___ RECORDS PROVIDED ___

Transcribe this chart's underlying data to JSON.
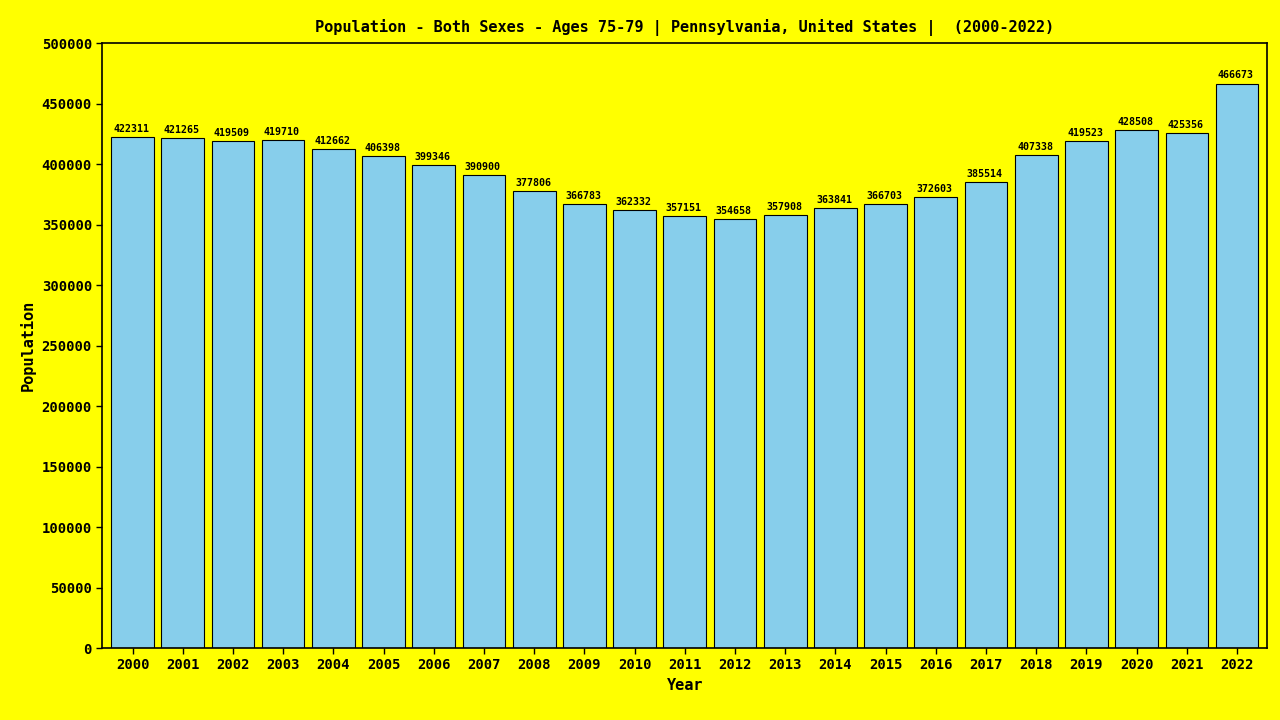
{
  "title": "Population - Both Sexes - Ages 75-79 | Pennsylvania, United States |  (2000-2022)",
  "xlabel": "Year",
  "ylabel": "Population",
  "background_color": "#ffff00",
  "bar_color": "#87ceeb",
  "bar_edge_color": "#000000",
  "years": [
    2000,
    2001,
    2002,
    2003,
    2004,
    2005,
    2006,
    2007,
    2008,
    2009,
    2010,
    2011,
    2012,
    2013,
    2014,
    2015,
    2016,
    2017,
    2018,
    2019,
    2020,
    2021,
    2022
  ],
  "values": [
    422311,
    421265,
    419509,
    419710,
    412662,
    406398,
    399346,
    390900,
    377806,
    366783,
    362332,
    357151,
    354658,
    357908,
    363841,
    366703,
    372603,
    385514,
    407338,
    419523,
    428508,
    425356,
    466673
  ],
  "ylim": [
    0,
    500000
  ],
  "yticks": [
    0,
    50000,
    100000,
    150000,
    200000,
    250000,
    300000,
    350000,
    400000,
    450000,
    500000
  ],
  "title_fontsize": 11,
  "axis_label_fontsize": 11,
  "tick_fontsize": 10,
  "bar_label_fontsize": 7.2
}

___

_WHAT THE TASK REQUIRES:_
Leave out all pictures, then copy the remaining material exactly.

_SOLUTION:_
Transcribe this chart's underlying data to JSON.
{
  "title": "Population - Both Sexes - Ages 75-79 | Pennsylvania, United States |  (2000-2022)",
  "xlabel": "Year",
  "ylabel": "Population",
  "background_color": "#ffff00",
  "bar_color": "#87ceeb",
  "bar_edge_color": "#000000",
  "years": [
    2000,
    2001,
    2002,
    2003,
    2004,
    2005,
    2006,
    2007,
    2008,
    2009,
    2010,
    2011,
    2012,
    2013,
    2014,
    2015,
    2016,
    2017,
    2018,
    2019,
    2020,
    2021,
    2022
  ],
  "values": [
    422311,
    421265,
    419509,
    419710,
    412662,
    406398,
    399346,
    390900,
    377806,
    366783,
    362332,
    357151,
    354658,
    357908,
    363841,
    366703,
    372603,
    385514,
    407338,
    419523,
    428508,
    425356,
    466673
  ],
  "ylim": [
    0,
    500000
  ],
  "yticks": [
    0,
    50000,
    100000,
    150000,
    200000,
    250000,
    300000,
    350000,
    400000,
    450000,
    500000
  ],
  "title_fontsize": 11,
  "axis_label_fontsize": 11,
  "tick_fontsize": 10,
  "bar_label_fontsize": 7.2
}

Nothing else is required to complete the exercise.